## Short task
Search the records below for the word "from". Pull out each line that has it.

## Records for this task

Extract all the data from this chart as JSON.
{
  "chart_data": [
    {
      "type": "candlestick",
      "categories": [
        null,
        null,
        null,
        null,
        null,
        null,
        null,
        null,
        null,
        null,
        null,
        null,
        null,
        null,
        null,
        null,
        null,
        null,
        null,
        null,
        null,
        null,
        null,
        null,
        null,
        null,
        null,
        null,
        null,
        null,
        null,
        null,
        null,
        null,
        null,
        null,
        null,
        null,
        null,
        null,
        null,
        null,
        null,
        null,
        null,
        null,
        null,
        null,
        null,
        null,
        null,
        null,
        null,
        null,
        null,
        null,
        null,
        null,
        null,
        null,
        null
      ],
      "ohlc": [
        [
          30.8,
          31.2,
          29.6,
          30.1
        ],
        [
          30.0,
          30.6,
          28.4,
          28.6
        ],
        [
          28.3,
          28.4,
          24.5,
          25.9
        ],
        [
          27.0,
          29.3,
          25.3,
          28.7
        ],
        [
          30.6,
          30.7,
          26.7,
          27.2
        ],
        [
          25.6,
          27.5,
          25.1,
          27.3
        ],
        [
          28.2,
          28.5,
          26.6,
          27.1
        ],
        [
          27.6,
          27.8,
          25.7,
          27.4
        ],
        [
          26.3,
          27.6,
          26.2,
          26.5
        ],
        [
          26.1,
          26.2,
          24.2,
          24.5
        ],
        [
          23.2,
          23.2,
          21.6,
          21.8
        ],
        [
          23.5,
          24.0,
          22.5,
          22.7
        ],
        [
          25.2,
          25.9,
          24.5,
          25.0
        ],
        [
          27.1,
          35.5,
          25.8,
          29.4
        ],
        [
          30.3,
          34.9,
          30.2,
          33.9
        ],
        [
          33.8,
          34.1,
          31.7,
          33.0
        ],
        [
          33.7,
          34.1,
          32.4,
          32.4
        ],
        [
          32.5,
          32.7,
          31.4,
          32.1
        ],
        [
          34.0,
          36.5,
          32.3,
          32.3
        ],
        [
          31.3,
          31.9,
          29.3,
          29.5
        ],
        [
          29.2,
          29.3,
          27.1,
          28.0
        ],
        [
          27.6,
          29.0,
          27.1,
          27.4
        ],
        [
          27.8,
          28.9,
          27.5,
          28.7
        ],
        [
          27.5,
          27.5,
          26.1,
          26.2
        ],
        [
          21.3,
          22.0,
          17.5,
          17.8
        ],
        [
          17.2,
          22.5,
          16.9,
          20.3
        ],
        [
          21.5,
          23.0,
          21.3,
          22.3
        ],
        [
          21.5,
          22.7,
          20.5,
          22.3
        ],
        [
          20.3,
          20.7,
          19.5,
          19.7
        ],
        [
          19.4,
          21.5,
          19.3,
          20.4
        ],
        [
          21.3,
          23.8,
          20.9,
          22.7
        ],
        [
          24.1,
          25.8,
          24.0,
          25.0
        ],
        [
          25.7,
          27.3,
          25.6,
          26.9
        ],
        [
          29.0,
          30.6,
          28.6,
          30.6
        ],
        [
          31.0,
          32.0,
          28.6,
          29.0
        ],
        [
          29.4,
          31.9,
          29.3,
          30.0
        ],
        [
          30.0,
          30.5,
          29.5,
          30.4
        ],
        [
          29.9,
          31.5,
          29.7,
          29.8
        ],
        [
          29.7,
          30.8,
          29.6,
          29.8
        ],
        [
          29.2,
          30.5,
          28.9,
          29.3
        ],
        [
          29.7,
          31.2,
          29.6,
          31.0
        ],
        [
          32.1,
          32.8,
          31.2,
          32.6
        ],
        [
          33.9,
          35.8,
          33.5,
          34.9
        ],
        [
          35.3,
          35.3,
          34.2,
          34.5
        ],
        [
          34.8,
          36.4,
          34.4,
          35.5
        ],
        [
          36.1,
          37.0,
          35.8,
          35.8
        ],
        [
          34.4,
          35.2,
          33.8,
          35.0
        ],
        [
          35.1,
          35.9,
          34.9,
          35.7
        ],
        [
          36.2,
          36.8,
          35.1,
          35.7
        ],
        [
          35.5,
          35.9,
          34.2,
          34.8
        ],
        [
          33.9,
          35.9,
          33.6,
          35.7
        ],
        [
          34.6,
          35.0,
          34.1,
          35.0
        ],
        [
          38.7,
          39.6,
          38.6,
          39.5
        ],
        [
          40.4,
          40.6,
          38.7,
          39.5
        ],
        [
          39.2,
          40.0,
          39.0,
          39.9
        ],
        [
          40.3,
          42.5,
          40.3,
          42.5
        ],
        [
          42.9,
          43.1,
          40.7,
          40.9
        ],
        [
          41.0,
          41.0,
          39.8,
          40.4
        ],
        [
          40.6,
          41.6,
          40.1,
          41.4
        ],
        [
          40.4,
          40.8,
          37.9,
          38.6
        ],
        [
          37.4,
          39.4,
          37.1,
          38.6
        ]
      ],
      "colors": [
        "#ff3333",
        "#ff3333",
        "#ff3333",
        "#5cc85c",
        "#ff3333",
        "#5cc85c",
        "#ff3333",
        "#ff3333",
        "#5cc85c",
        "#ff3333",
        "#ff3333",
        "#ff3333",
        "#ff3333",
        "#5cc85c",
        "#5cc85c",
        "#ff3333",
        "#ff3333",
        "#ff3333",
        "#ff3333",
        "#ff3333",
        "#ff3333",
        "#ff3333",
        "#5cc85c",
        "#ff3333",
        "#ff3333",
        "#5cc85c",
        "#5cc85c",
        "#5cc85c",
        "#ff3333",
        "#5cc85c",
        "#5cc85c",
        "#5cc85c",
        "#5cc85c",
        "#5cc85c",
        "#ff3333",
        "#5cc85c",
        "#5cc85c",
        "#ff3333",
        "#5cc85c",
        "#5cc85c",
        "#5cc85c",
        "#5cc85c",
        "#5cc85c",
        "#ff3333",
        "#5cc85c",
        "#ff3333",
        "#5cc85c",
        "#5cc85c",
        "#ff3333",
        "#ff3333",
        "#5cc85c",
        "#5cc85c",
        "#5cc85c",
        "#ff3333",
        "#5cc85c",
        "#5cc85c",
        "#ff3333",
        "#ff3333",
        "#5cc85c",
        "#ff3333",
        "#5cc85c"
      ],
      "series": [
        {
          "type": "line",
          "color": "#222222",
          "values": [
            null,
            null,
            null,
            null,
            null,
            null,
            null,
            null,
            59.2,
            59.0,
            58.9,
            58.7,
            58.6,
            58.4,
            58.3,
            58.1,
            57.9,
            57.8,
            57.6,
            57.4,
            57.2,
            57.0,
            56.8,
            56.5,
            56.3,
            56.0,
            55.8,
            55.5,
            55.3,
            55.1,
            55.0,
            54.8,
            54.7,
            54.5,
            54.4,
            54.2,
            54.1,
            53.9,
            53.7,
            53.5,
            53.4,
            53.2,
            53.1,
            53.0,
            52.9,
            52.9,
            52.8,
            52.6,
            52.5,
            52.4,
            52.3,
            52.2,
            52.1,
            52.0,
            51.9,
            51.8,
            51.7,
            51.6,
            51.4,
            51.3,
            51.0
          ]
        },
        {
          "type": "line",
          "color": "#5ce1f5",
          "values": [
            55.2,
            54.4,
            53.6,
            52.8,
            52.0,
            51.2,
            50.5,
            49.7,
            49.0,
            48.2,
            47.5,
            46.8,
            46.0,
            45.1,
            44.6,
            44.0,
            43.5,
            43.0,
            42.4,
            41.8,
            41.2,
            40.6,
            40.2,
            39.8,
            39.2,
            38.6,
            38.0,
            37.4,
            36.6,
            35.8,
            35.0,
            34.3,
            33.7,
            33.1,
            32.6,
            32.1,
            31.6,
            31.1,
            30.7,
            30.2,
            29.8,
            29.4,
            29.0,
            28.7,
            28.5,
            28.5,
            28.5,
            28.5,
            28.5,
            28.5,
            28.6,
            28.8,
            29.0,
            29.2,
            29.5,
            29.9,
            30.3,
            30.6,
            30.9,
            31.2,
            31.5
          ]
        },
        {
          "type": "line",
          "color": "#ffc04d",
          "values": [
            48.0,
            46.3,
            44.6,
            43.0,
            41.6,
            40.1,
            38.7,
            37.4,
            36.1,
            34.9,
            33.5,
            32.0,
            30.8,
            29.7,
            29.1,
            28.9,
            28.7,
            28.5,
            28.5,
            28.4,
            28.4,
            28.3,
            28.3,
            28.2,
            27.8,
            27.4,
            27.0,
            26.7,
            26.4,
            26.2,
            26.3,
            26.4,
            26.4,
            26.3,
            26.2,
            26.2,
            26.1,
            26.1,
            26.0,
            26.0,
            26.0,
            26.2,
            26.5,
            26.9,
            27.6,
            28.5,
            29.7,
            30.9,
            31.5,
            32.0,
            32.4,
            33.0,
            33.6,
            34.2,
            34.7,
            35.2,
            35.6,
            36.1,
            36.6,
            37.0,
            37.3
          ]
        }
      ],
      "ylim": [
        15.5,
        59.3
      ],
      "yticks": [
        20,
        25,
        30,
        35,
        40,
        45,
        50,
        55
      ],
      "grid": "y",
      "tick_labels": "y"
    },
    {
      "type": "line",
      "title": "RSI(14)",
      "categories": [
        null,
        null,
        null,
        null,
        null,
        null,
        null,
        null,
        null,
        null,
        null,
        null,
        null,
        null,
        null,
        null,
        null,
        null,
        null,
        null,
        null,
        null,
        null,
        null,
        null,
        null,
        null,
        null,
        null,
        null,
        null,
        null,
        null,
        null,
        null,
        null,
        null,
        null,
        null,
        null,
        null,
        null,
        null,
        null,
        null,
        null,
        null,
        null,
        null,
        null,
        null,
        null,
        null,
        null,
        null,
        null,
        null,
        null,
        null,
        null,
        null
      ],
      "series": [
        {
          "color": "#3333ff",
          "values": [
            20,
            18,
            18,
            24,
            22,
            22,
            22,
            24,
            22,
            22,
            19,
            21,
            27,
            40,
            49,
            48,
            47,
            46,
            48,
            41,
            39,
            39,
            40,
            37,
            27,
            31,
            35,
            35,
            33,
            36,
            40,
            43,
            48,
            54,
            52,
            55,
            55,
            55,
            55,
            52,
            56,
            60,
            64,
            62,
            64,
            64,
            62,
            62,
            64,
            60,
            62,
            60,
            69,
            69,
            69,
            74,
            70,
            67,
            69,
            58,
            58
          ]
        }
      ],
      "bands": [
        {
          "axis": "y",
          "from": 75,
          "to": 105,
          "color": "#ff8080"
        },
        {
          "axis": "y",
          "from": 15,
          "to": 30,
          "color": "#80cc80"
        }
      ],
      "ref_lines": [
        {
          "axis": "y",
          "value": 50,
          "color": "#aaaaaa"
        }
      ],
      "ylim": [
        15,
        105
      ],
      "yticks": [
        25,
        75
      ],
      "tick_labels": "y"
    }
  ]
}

## Exercise answer
Extract all the data from this chart as JSON.
          "from": 75,
          "from": 15,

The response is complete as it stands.